_To do_:
Search the data below for "семьям"; list each line that holds it.
-*-
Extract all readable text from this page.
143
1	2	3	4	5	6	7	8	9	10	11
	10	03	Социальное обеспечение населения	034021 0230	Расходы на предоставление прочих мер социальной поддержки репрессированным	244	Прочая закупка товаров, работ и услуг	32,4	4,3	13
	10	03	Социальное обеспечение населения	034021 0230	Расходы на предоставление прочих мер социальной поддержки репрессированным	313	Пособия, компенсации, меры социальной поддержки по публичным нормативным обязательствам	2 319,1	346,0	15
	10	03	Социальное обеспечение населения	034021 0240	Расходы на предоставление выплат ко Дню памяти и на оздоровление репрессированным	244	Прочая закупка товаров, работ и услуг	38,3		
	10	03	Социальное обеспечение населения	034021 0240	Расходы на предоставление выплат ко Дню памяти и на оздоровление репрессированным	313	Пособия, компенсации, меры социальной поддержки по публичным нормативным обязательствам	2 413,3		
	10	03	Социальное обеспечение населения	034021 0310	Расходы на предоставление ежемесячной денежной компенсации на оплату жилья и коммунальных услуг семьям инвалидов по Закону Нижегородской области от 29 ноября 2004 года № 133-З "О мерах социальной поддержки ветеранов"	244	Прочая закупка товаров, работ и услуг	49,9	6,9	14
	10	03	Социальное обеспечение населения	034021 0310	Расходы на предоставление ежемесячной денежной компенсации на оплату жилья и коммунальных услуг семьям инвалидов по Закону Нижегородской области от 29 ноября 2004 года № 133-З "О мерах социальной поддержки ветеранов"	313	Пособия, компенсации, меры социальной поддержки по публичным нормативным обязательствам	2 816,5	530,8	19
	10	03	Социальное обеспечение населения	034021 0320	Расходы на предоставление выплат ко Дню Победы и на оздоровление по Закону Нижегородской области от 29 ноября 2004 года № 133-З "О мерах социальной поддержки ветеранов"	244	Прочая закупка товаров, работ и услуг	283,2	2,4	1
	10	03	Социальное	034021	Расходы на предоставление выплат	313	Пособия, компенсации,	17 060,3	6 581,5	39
-*-
_Result of the exercise_:
	10	03	Социальное обеспечение населения	034021 0310	Расходы на предоставление ежемесячной денежной компенсации на оплату жилья и коммунальных услуг семьям инвалидов по Закону Нижегородской области от 29 ноября 2004 года № 133-З "О мерах социальной поддержки ветеранов"	244	Прочая закупка товаров, работ и услуг	49,9	6,9	14
	10	03	Социальное обеспечение населения	034021 0310	Расходы на предоставление ежемесячной денежной компенсации на оплату жилья и коммунальных услуг семьям инвалидов по Закону Нижегородской области от 29 ноября 2004 года № 133-З "О мерах социальной поддержки ветеранов"	313	Пособия, компенсации, меры социальной поддержки по публичным нормативным обязательствам	2 816,5	530,8	19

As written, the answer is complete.